[Material for the task]:
★ ★ ★

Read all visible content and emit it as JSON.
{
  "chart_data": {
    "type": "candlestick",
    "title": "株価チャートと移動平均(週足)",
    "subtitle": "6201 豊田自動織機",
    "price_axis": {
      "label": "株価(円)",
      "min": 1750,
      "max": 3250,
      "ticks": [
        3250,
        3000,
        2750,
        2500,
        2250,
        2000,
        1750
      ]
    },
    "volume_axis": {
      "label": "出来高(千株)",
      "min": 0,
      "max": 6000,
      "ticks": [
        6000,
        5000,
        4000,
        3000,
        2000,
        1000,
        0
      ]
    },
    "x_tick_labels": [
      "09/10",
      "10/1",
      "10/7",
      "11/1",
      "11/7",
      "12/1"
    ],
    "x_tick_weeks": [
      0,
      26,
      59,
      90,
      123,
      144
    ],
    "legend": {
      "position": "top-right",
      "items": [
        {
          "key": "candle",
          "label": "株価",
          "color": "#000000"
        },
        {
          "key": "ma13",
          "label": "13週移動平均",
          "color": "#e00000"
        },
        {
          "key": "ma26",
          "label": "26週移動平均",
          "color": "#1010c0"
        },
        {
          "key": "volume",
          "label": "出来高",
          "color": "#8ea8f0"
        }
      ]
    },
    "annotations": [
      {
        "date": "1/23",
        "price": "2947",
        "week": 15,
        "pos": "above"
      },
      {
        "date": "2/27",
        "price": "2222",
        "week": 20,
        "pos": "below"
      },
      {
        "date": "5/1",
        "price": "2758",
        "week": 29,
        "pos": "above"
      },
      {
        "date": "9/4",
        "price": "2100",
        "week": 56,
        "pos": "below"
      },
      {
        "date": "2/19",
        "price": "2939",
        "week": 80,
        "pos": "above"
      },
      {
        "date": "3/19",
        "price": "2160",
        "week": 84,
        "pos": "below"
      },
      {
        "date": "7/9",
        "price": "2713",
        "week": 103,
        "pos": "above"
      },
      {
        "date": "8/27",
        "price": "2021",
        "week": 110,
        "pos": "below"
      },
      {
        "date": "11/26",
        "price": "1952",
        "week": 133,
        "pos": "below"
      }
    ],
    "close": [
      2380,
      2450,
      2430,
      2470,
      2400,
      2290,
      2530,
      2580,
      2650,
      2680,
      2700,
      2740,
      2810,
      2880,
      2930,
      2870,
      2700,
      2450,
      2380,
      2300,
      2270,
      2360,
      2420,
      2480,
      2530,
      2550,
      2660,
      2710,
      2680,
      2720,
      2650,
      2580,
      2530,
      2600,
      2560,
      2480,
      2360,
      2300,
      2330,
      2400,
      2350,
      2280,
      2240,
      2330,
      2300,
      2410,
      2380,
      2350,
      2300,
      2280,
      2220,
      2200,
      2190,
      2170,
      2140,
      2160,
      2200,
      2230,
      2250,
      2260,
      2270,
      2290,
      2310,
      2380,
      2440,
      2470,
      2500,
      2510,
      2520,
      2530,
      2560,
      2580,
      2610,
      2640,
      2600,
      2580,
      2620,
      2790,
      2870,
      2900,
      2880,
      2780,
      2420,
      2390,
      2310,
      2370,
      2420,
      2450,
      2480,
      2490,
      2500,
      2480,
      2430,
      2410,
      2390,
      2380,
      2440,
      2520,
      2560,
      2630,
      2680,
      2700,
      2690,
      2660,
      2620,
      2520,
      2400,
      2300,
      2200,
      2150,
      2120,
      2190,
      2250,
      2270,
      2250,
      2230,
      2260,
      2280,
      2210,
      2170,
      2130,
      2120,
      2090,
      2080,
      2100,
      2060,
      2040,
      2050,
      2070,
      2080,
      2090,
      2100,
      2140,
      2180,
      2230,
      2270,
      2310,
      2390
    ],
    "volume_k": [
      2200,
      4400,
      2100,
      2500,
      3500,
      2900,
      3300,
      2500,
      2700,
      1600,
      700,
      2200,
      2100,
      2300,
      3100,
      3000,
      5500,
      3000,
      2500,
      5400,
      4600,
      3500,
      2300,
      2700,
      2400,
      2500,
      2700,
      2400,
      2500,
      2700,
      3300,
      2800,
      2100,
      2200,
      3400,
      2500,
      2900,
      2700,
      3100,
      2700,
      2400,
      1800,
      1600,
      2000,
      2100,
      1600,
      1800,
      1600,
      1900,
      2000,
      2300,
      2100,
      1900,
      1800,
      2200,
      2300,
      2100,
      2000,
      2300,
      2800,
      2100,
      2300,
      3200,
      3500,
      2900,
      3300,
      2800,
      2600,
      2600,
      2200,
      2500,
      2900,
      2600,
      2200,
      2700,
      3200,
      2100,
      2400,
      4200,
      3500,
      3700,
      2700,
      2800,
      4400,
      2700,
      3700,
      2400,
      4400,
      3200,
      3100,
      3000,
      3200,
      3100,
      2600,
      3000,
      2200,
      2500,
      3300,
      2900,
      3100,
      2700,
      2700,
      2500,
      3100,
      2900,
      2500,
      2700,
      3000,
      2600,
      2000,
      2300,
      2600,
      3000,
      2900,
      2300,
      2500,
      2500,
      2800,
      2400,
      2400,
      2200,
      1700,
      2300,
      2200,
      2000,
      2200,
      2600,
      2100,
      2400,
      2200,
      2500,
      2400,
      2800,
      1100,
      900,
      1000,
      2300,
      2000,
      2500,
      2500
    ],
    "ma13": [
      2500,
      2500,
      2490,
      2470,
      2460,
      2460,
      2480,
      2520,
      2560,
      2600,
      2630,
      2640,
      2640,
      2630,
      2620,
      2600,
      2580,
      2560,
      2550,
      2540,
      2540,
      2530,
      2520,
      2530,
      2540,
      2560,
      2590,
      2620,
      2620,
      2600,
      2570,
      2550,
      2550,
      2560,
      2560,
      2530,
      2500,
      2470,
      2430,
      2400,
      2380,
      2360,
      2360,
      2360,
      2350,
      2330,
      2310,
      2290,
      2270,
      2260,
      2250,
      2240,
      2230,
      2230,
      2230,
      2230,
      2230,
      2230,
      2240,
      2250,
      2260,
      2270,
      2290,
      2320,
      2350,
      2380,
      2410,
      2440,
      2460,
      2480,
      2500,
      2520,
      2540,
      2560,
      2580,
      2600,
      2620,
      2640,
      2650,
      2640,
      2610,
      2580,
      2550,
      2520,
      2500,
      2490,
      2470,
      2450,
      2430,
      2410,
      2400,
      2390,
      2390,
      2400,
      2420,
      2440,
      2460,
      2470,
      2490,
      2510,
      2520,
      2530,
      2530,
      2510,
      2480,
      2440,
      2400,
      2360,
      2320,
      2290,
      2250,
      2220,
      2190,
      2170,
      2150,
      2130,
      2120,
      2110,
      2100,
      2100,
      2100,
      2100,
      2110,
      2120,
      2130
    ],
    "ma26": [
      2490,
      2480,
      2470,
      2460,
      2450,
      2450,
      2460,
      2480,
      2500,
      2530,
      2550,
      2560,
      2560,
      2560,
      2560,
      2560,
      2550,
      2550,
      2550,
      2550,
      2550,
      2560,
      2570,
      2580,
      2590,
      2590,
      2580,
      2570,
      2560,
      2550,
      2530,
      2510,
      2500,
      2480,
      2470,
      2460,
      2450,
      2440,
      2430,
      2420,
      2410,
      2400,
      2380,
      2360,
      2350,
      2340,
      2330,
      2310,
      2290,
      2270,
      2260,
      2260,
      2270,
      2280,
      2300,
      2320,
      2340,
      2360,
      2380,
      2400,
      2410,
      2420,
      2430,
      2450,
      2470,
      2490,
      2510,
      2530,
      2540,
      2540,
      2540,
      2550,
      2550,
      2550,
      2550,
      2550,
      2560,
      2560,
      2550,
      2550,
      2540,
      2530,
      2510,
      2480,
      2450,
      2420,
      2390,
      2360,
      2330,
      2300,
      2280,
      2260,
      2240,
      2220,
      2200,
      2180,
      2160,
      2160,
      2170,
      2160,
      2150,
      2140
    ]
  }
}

★ ★ ★

Exactly as written, please output every entry.

Read all visible content and emit it as JSON.
{
  "chart_data": {
    "type": "candlestick",
    "title": "株価チャートと移動平均(週足)",
    "subtitle": "6201 豊田自動織機",
    "price_axis": {
      "label": "株価(円)",
      "min": 1750,
      "max": 3250,
      "ticks": [
        3250,
        3000,
        2750,
        2500,
        2250,
        2000,
        1750
      ]
    },
    "volume_axis": {
      "label": "出来高(千株)",
      "min": 0,
      "max": 6000,
      "ticks": [
        6000,
        5000,
        4000,
        3000,
        2000,
        1000,
        0
      ]
    },
    "x_tick_labels": [
      "09/10",
      "10/1",
      "10/7",
      "11/1",
      "11/7",
      "12/1"
    ],
    "x_tick_weeks": [
      0,
      26,
      59,
      90,
      123,
      144
    ],
    "legend": {
      "position": "top-right",
      "items": [
        {
          "key": "candle",
          "label": "株価",
          "color": "#000000"
        },
        {
          "key": "ma13",
          "label": "13週移動平均",
          "color": "#e00000"
        },
        {
          "key": "ma26",
          "label": "26週移動平均",
          "color": "#1010c0"
        },
        {
          "key": "volume",
          "label": "出来高",
          "color": "#8ea8f0"
        }
      ]
    },
    "annotations": [
      {
        "date": "1/23",
        "price": "2947",
        "week": 15,
        "pos": "above"
      },
      {
        "date": "2/27",
        "price": "2222",
        "week": 20,
        "pos": "below"
      },
      {
        "date": "5/1",
        "price": "2758",
        "week": 29,
        "pos": "above"
      },
      {
        "date": "9/4",
        "price": "2100",
        "week": 56,
        "pos": "below"
      },
      {
        "date": "2/19",
        "price": "2939",
        "week": 80,
        "pos": "above"
      },
      {
        "date": "3/19",
        "price": "2160",
        "week": 84,
        "pos": "below"
      },
      {
        "date": "7/9",
        "price": "2713",
        "week": 103,
        "pos": "above"
      },
      {
        "date": "8/27",
        "price": "2021",
        "week": 110,
        "pos": "below"
      },
      {
        "date": "11/26",
        "price": "1952",
        "week": 133,
        "pos": "below"
      }
    ],
    "close": [
      2380,
      2450,
      2430,
      2470,
      2400,
      2290,
      2530,
      2580,
      2650,
      2680,
      2700,
      2740,
      2810,
      2880,
      2930,
      2870,
      2700,
      2450,
      2380,
      2300,
      2270,
      2360,
      2420,
      2480,
      2530,
      2550,
      2660,
      2710,
      2680,
      2720,
      2650,
      2580,
      2530,
      2600,
      2560,
      2480,
      2360,
      2300,
      2330,
      2400,
      2350,
      2280,
      2240,
      2330,
      2300,
      2410,
      2380,
      2350,
      2300,
      2280,
      2220,
      2200,
      2190,
      2170,
      2140,
      2160,
      2200,
      2230,
      2250,
      2260,
      2270,
      2290,
      2310,
      2380,
      2440,
      2470,
      2500,
      2510,
      2520,
      2530,
      2560,
      2580,
      2610,
      2640,
      2600,
      2580,
      2620,
      2790,
      2870,
      2900,
      2880,
      2780,
      2420,
      2390,
      2310,
      2370,
      2420,
      2450,
      2480,
      2490,
      2500,
      2480,
      2430,
      2410,
      2390,
      2380,
      2440,
      2520,
      2560,
      2630,
      2680,
      2700,
      2690,
      2660,
      2620,
      2520,
      2400,
      2300,
      2200,
      2150,
      2120,
      2190,
      2250,
      2270,
      2250,
      2230,
      2260,
      2280,
      2210,
      2170,
      2130,
      2120,
      2090,
      2080,
      2100,
      2060,
      2040,
      2050,
      2070,
      2080,
      2090,
      2100,
      2140,
      2180,
      2230,
      2270,
      2310,
      2390
    ],
    "volume_k": [
      2200,
      4400,
      2100,
      2500,
      3500,
      2900,
      3300,
      2500,
      2700,
      1600,
      700,
      2200,
      2100,
      2300,
      3100,
      3000,
      5500,
      3000,
      2500,
      5400,
      4600,
      3500,
      2300,
      2700,
      2400,
      2500,
      2700,
      2400,
      2500,
      2700,
      3300,
      2800,
      2100,
      2200,
      3400,
      2500,
      2900,
      2700,
      3100,
      2700,
      2400,
      1800,
      1600,
      2000,
      2100,
      1600,
      1800,
      1600,
      1900,
      2000,
      2300,
      2100,
      1900,
      1800,
      2200,
      2300,
      2100,
      2000,
      2300,
      2800,
      2100,
      2300,
      3200,
      3500,
      2900,
      3300,
      2800,
      2600,
      2600,
      2200,
      2500,
      2900,
      2600,
      2200,
      2700,
      3200,
      2100,
      2400,
      4200,
      3500,
      3700,
      2700,
      2800,
      4400,
      2700,
      3700,
      2400,
      4400,
      3200,
      3100,
      3000,
      3200,
      3100,
      2600,
      3000,
      2200,
      2500,
      3300,
      2900,
      3100,
      2700,
      2700,
      2500,
      3100,
      2900,
      2500,
      2700,
      3000,
      2600,
      2000,
      2300,
      2600,
      3000,
      2900,
      2300,
      2500,
      2500,
      2800,
      2400,
      2400,
      2200,
      1700,
      2300,
      2200,
      2000,
      2200,
      2600,
      2100,
      2400,
      2200,
      2500,
      2400,
      2800,
      1100,
      900,
      1000,
      2300,
      2000,
      2500,
      2500
    ],
    "ma13": [
      2500,
      2500,
      2490,
      2470,
      2460,
      2460,
      2480,
      2520,
      2560,
      2600,
      2630,
      2640,
      2640,
      2630,
      2620,
      2600,
      2580,
      2560,
      2550,
      2540,
      2540,
      2530,
      2520,
      2530,
      2540,
      2560,
      2590,
      2620,
      2620,
      2600,
      2570,
      2550,
      2550,
      2560,
      2560,
      2530,
      2500,
      2470,
      2430,
      2400,
      2380,
      2360,
      2360,
      2360,
      2350,
      2330,
      2310,
      2290,
      2270,
      2260,
      2250,
      2240,
      2230,
      2230,
      2230,
      2230,
      2230,
      2230,
      2240,
      2250,
      2260,
      2270,
      2290,
      2320,
      2350,
      2380,
      2410,
      2440,
      2460,
      2480,
      2500,
      2520,
      2540,
      2560,
      2580,
      2600,
      2620,
      2640,
      2650,
      2640,
      2610,
      2580,
      2550,
      2520,
      2500,
      2490,
      2470,
      2450,
      2430,
      2410,
      2400,
      2390,
      2390,
      2400,
      2420,
      2440,
      2460,
      2470,
      2490,
      2510,
      2520,
      2530,
      2530,
      2510,
      2480,
      2440,
      2400,
      2360,
      2320,
      2290,
      2250,
      2220,
      2190,
      2170,
      2150,
      2130,
      2120,
      2110,
      2100,
      2100,
      2100,
      2100,
      2110,
      2120,
      2130
    ],
    "ma26": [
      2490,
      2480,
      2470,
      2460,
      2450,
      2450,
      2460,
      2480,
      2500,
      2530,
      2550,
      2560,
      2560,
      2560,
      2560,
      2560,
      2550,
      2550,
      2550,
      2550,
      2550,
      2560,
      2570,
      2580,
      2590,
      2590,
      2580,
      2570,
      2560,
      2550,
      2530,
      2510,
      2500,
      2480,
      2470,
      2460,
      2450,
      2440,
      2430,
      2420,
      2410,
      2400,
      2380,
      2360,
      2350,
      2340,
      2330,
      2310,
      2290,
      2270,
      2260,
      2260,
      2270,
      2280,
      2300,
      2320,
      2340,
      2360,
      2380,
      2400,
      2410,
      2420,
      2430,
      2450,
      2470,
      2490,
      2510,
      2530,
      2540,
      2540,
      2540,
      2550,
      2550,
      2550,
      2550,
      2550,
      2560,
      2560,
      2550,
      2550,
      2540,
      2530,
      2510,
      2480,
      2450,
      2420,
      2390,
      2360,
      2330,
      2300,
      2280,
      2260,
      2240,
      2220,
      2200,
      2180,
      2160,
      2160,
      2170,
      2160,
      2150,
      2140
    ]
  }
}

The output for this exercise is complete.